Pull out each line of the data that includes the word "Зображення".
— Start Provided records —
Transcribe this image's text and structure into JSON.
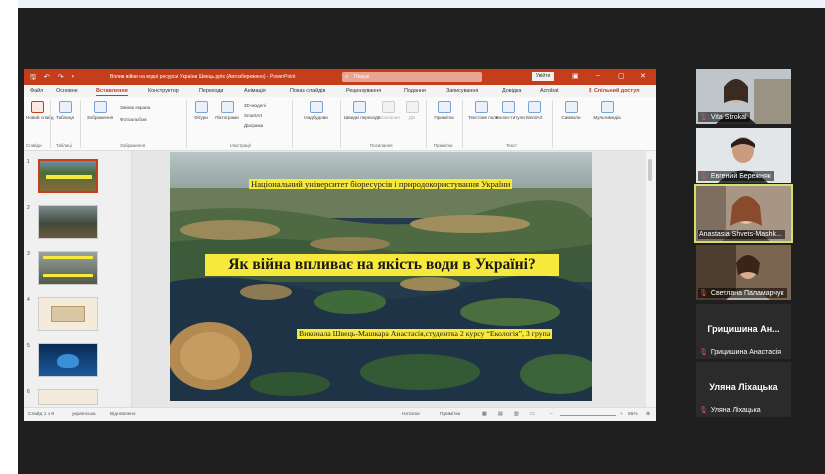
{
  "app": {
    "document_title": "Вплив війни на водні ресурси України Швець.pptx (Автозбережено) - PowerPoint",
    "search_placeholder": "Пошук",
    "signin_label": "Увійти"
  },
  "ribbon_tabs": [
    "Файл",
    "Основне",
    "Вставлення",
    "Конструктор",
    "Переходи",
    "Анімація",
    "Показ слайдів",
    "Рецензування",
    "Подання",
    "Записування",
    "Довідка",
    "Acrobat"
  ],
  "active_tab": "Вставлення",
  "share_label": "Спільний доступ",
  "ribbon": {
    "new_slide": "Новий слайд",
    "table": "Таблиця",
    "images": "Зображення",
    "screenshot": "Знімок екрана",
    "photo_album": "Фотоальбом",
    "shapes": "Фігури",
    "icons": "Піктограми",
    "models3d": "3D-моделі",
    "smartart": "SmartArt",
    "chart": "Діаграма",
    "addins": "Надбудови",
    "zoom": "Швидкі переходи",
    "link": "Посилання",
    "action": "Дія",
    "comment": "Примітка",
    "textbox": "Текстове поле",
    "header_footer": "Колон-титули",
    "wordart": "WordArt",
    "symbols": "Символи",
    "media": "Мультимедіа",
    "groups": {
      "slides": "Слайди",
      "tables": "Таблиці",
      "images": "Зображення",
      "illustrations": "Ілюстрації",
      "links": "Посилання",
      "comments": "Примітки",
      "text": "Текст"
    }
  },
  "slides": {
    "numbers": [
      "1",
      "2",
      "3",
      "4",
      "5",
      "6"
    ],
    "selected": 1
  },
  "slide": {
    "university": "Національний університет біоресурсів і природокористування України",
    "title": "Як війна впливає на якість води в Україні?",
    "author": "Виконала Швець-Машкара Анастасія,студентка 2 курсу “Екологія”, 3 група"
  },
  "status": {
    "slide_counter": "Слайд 1 з 9",
    "language": "українська",
    "accessibility": "Відновлено",
    "notes": "Нотатки",
    "comments": "Примітки",
    "zoom": "65%"
  },
  "participants": [
    {
      "name": "Vita Strokal",
      "muted": true
    },
    {
      "name": "Евгений Бережняк",
      "muted": true
    },
    {
      "name": "Anastasia Shvets-Mashk...",
      "muted": false
    },
    {
      "name": "Светлана Паламарчук",
      "muted": true
    },
    {
      "tile_name": "Грицишина Ан...",
      "name": "Грицишина Анастасія",
      "muted": true
    },
    {
      "tile_name": "Уляна Ліхацька",
      "name": "Уляна Ліхацька",
      "muted": true
    }
  ],
  "colors": {
    "ppt_accent": "#c43e1c",
    "highlight": "#f7e93b",
    "speaker_border": "#d0e06a"
  }
}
— End Provided records —
◆ Task response ◆
    "images": "Зображення",
      "images": "Зображення",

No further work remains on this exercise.